▼▼▼

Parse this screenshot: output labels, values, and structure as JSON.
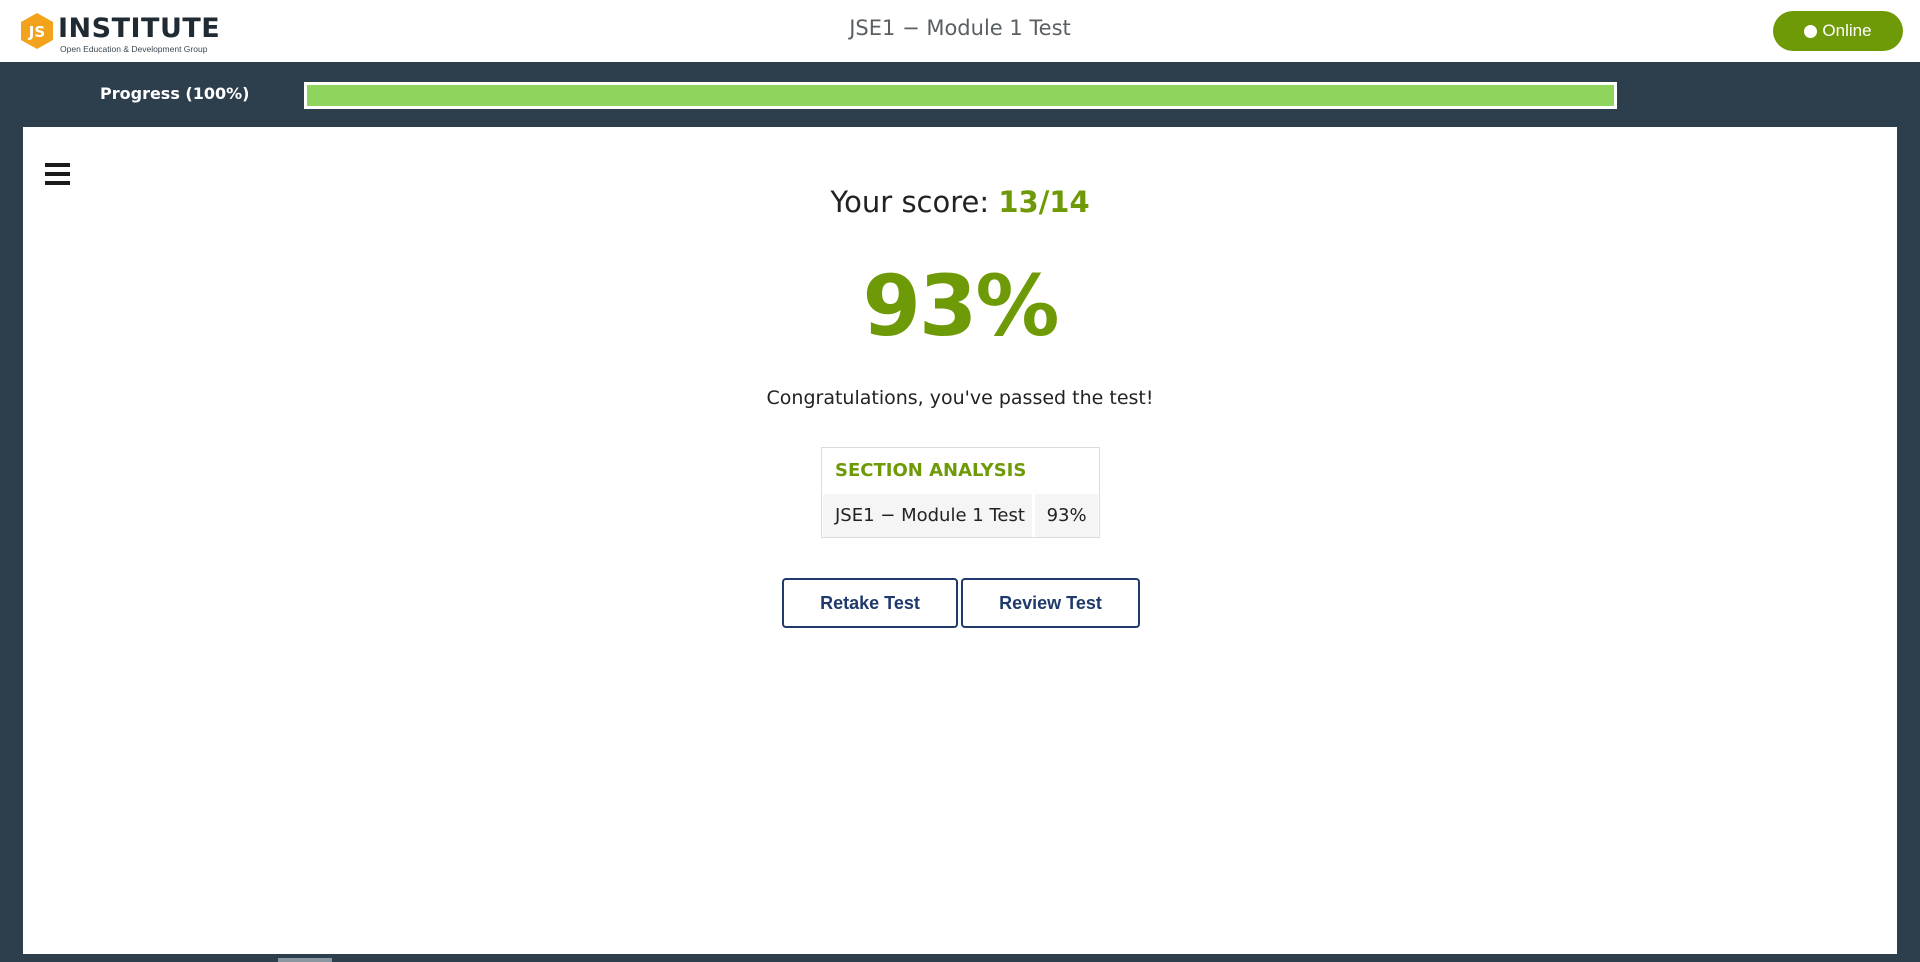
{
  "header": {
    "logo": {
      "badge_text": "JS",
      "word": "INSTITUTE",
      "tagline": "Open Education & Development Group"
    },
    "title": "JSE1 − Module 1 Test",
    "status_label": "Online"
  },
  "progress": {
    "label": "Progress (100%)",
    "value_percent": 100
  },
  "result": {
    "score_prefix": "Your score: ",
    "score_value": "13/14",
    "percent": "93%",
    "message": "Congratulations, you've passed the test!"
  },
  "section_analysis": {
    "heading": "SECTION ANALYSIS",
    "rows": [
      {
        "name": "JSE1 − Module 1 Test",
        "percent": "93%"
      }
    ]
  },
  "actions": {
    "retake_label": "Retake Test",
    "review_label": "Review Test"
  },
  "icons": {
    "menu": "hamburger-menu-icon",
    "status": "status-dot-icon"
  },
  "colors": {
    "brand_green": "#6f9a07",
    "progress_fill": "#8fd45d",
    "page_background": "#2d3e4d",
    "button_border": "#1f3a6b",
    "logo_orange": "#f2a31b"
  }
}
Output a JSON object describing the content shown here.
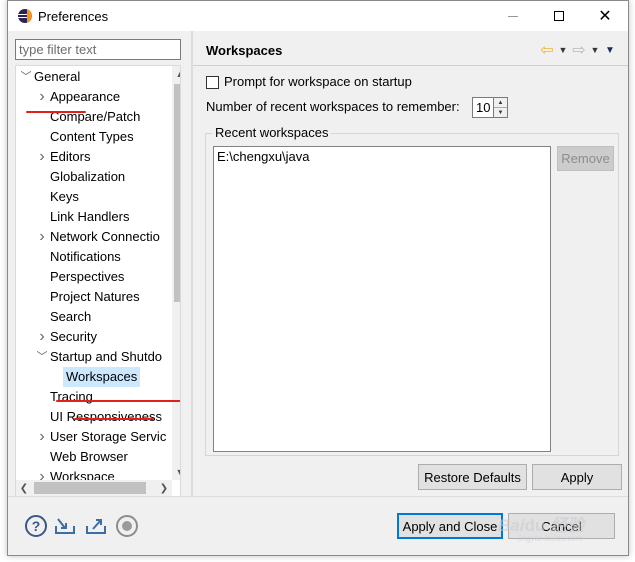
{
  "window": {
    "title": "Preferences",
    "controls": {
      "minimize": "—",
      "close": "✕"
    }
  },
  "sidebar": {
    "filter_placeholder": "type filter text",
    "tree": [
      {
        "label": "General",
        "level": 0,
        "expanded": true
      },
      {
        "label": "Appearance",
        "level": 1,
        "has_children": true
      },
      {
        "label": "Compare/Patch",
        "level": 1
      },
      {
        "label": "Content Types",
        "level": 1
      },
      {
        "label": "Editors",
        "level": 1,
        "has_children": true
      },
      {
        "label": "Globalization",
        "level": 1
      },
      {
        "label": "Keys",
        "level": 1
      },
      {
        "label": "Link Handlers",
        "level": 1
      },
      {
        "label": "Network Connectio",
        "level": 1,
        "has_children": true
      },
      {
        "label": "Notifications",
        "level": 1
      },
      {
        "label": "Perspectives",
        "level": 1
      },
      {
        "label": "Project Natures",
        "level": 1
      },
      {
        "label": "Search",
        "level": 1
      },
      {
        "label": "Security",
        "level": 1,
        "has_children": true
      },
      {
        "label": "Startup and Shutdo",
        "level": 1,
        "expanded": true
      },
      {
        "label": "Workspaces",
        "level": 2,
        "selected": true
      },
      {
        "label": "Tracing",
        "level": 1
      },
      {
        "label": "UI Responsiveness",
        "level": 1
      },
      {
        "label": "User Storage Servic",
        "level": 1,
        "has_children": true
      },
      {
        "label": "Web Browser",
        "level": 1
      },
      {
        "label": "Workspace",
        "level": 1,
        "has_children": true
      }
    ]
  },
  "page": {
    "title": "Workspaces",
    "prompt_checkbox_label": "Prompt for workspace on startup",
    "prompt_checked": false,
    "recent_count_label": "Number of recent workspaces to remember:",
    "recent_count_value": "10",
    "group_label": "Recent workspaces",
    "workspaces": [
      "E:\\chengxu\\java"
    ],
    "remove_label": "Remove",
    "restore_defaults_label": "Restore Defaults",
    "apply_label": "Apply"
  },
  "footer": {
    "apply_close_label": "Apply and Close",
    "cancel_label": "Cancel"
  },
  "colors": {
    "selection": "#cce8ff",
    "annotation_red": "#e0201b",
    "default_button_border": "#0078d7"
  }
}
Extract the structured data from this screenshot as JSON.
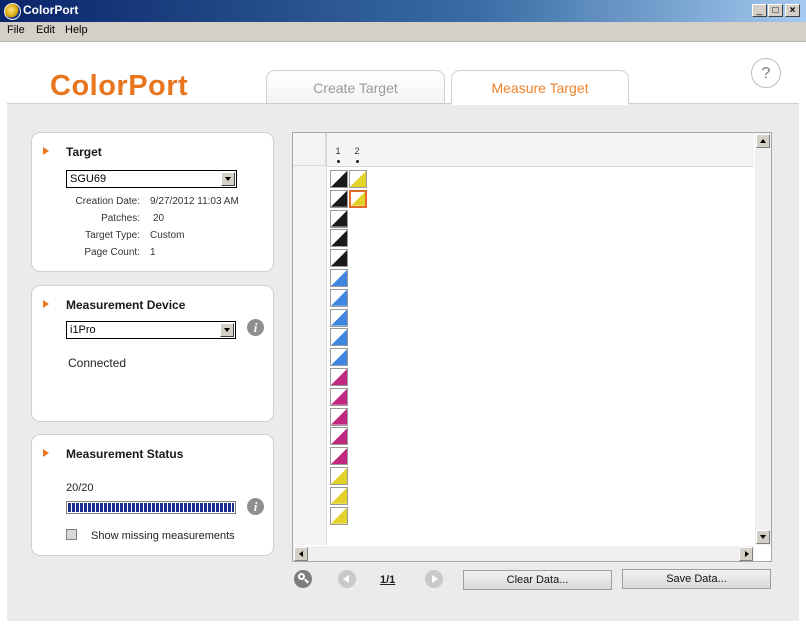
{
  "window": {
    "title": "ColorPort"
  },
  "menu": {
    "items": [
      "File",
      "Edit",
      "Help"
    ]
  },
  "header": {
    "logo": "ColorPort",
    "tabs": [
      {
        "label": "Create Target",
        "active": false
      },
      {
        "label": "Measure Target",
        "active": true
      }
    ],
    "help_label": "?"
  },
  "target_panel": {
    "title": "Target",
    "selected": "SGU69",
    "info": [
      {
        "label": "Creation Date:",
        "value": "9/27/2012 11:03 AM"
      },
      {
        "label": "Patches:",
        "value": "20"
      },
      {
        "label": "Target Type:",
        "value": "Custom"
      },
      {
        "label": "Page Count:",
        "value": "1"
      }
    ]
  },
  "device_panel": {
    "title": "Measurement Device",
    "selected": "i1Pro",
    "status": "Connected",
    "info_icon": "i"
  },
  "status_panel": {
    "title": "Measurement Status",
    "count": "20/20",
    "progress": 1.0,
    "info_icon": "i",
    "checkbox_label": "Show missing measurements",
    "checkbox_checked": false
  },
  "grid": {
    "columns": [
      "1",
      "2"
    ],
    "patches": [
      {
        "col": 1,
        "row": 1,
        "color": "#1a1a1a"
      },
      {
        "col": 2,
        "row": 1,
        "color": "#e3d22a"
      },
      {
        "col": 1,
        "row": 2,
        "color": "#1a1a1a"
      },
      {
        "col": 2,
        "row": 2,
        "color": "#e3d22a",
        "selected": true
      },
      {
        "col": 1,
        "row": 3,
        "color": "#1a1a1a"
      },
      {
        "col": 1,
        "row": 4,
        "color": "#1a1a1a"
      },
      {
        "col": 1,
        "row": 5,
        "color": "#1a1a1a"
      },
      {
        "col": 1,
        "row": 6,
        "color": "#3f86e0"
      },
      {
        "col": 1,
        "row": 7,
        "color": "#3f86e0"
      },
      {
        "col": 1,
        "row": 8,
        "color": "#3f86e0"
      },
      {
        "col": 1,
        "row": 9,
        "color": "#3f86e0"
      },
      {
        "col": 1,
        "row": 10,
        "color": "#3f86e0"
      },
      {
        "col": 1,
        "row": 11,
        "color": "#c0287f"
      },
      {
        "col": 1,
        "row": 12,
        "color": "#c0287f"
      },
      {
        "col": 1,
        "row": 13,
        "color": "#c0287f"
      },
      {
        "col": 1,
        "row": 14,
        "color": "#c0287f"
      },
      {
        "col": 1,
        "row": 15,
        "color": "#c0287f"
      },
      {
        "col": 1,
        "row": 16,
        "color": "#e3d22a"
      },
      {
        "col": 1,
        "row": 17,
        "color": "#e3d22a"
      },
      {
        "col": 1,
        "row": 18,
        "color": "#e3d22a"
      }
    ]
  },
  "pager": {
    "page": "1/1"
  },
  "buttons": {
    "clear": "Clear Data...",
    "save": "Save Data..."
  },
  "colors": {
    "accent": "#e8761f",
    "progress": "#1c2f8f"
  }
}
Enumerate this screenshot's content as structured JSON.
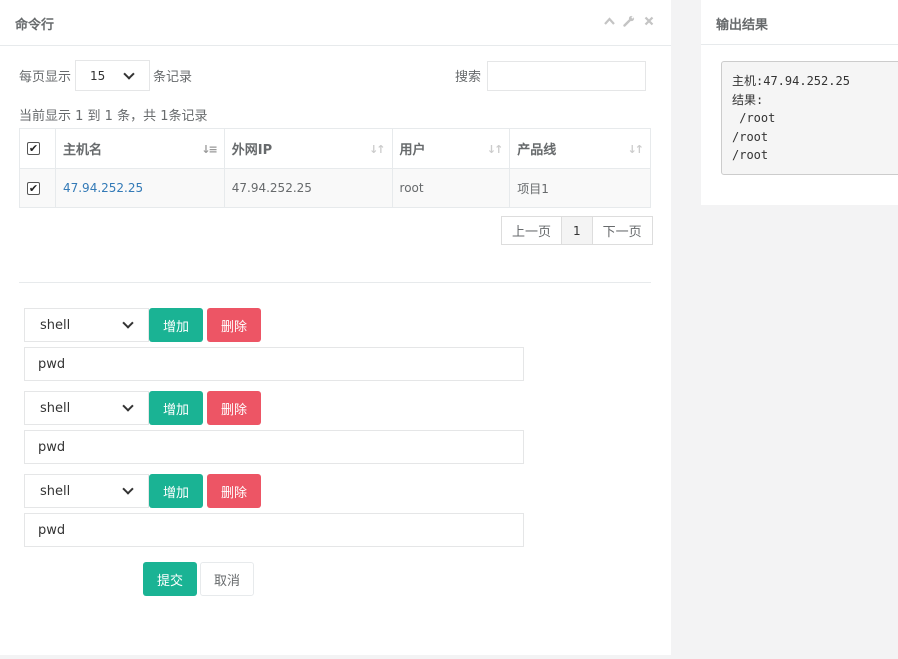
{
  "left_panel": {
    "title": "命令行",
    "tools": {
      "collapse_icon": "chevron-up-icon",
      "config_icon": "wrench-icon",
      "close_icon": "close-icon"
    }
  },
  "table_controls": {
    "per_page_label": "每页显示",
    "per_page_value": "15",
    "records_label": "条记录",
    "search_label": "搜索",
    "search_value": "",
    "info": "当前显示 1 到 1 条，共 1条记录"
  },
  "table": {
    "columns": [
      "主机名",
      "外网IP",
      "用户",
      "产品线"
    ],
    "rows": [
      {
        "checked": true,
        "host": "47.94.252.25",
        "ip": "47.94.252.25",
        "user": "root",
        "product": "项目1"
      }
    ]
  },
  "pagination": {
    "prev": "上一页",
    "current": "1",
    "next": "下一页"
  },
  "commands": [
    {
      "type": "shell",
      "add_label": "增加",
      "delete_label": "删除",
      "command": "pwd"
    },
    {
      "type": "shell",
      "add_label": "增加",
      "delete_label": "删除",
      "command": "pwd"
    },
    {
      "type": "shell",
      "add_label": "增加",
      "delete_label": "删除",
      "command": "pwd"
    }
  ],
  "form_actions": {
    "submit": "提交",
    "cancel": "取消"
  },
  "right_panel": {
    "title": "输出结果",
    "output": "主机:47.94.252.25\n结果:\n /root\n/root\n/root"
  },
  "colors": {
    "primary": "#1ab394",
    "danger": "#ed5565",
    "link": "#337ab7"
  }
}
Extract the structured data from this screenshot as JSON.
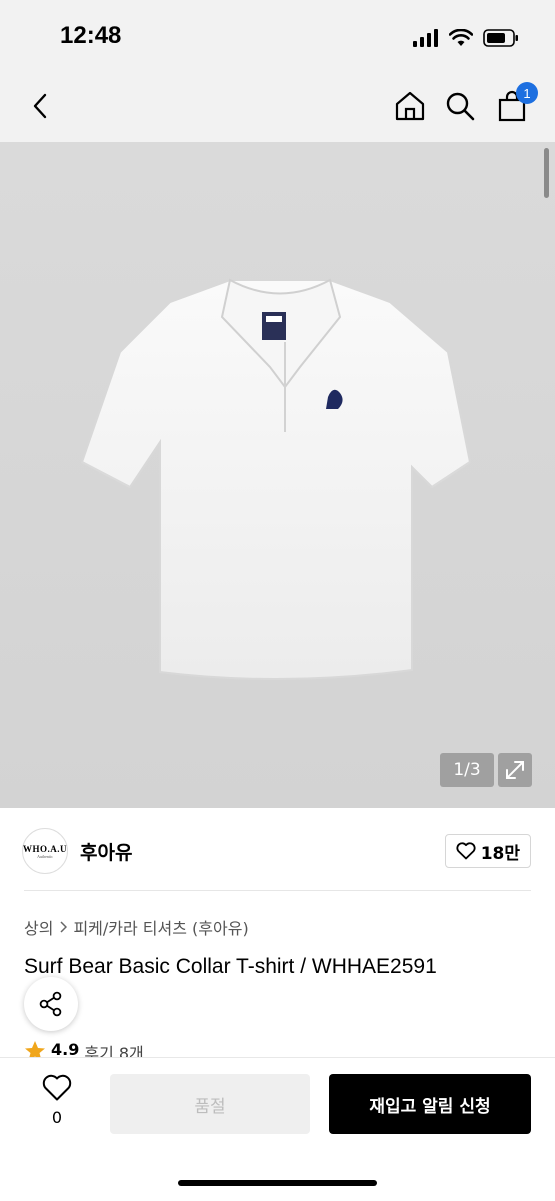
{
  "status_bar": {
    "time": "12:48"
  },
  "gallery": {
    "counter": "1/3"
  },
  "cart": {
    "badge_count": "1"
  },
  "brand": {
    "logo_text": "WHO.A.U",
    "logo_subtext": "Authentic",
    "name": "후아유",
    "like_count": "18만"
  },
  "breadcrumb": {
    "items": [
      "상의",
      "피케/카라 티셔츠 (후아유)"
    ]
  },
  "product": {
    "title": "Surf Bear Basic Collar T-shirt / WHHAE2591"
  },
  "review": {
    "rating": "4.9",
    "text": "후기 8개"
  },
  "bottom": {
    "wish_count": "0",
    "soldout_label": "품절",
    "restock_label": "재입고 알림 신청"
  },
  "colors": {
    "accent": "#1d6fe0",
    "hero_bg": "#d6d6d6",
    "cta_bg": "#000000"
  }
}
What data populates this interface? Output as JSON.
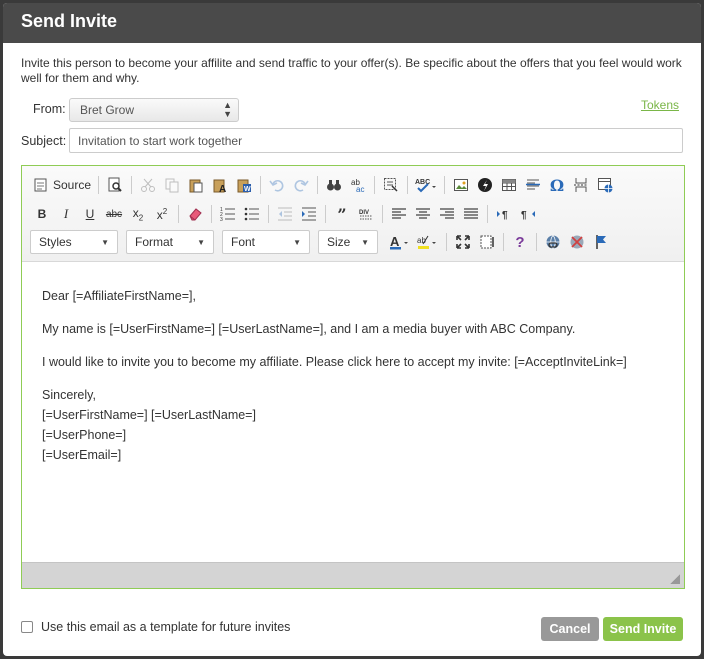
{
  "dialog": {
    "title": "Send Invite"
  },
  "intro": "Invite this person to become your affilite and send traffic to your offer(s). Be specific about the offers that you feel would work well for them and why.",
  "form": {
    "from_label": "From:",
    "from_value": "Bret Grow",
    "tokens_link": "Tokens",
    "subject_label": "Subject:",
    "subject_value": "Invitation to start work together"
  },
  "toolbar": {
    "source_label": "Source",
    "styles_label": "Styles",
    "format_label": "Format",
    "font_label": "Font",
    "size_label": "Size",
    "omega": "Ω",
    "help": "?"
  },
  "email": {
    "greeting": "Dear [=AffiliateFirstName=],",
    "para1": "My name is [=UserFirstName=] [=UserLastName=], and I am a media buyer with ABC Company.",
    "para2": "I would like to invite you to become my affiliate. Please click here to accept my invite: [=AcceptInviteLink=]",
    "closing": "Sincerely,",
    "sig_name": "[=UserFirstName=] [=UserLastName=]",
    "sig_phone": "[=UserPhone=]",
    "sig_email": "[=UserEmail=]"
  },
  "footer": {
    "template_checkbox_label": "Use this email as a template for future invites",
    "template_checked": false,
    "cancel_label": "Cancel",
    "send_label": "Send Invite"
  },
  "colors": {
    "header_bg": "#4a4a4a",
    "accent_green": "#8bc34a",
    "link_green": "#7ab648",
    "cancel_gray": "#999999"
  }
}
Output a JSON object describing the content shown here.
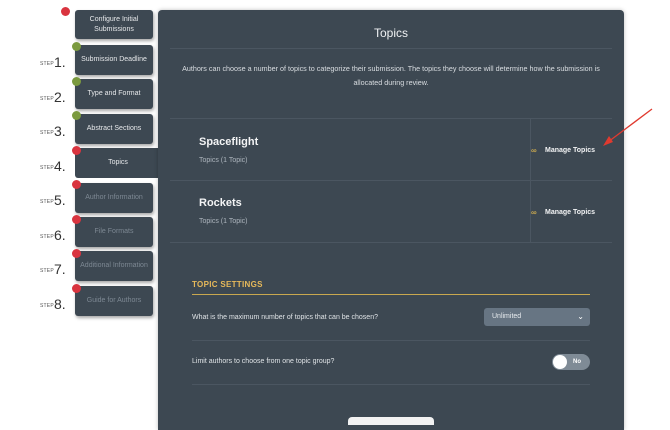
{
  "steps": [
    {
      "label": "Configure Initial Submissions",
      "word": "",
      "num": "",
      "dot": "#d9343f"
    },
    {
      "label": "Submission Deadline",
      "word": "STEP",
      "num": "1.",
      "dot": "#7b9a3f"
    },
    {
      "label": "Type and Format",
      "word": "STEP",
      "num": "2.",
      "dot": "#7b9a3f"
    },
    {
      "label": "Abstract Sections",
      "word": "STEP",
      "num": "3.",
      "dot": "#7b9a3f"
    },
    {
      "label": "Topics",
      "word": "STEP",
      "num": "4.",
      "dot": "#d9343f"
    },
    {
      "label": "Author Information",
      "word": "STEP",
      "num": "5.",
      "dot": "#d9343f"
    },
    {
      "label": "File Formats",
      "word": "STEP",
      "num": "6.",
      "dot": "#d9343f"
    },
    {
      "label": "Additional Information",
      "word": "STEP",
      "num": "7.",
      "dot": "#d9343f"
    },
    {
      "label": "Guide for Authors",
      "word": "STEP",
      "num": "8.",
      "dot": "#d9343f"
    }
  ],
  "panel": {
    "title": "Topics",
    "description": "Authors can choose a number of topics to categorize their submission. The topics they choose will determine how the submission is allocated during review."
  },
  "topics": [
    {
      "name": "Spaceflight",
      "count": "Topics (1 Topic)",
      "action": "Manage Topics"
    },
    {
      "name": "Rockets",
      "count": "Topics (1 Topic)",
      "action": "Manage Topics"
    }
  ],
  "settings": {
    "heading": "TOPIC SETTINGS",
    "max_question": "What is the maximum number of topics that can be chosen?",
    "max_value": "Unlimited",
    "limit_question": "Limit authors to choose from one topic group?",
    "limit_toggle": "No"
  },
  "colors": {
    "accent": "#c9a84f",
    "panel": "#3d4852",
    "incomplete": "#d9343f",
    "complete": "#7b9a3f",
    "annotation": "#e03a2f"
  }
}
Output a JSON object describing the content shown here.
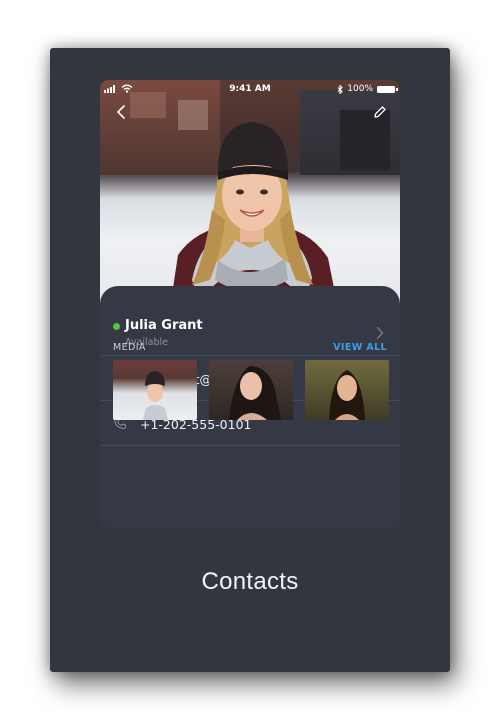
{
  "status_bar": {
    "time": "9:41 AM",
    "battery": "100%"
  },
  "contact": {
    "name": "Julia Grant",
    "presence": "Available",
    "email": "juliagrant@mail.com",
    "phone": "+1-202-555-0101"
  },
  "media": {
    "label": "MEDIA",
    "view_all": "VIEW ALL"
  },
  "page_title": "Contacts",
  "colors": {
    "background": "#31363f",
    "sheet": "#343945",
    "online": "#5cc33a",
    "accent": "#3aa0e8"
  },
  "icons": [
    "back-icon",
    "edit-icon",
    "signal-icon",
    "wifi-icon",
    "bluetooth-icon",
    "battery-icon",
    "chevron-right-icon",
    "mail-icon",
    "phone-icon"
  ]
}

▲▲▲

• **Exercise task**: Scan the entries above and work out how many lines include the word "chevron"; the reply is that number alone.

• **Result**: 2